====== RECORDED DATA

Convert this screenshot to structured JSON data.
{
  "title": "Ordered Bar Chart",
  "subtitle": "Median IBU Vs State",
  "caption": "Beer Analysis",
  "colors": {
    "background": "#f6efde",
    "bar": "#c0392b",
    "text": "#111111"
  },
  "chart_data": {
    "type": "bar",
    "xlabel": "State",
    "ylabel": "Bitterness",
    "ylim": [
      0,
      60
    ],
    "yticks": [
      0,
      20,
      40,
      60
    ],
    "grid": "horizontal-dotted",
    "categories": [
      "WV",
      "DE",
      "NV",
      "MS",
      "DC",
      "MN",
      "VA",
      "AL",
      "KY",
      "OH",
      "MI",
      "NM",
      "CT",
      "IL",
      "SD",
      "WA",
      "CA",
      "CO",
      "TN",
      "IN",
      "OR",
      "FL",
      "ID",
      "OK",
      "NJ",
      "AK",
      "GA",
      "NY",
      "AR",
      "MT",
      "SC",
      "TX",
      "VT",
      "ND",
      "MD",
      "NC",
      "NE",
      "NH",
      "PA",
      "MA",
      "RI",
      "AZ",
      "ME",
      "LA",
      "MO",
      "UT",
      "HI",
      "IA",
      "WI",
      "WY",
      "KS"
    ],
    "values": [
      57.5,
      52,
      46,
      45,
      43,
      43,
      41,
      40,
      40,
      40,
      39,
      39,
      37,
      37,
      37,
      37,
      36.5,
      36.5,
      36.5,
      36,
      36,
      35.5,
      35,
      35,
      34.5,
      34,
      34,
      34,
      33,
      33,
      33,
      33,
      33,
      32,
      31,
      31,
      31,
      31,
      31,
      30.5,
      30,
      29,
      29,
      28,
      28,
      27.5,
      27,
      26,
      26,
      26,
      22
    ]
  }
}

============

== WHAT THE TASK REQUIRES ==
Determine the number of lines where the string "State" occurs, and give that number only.

== FINISHED ANSWER ==
2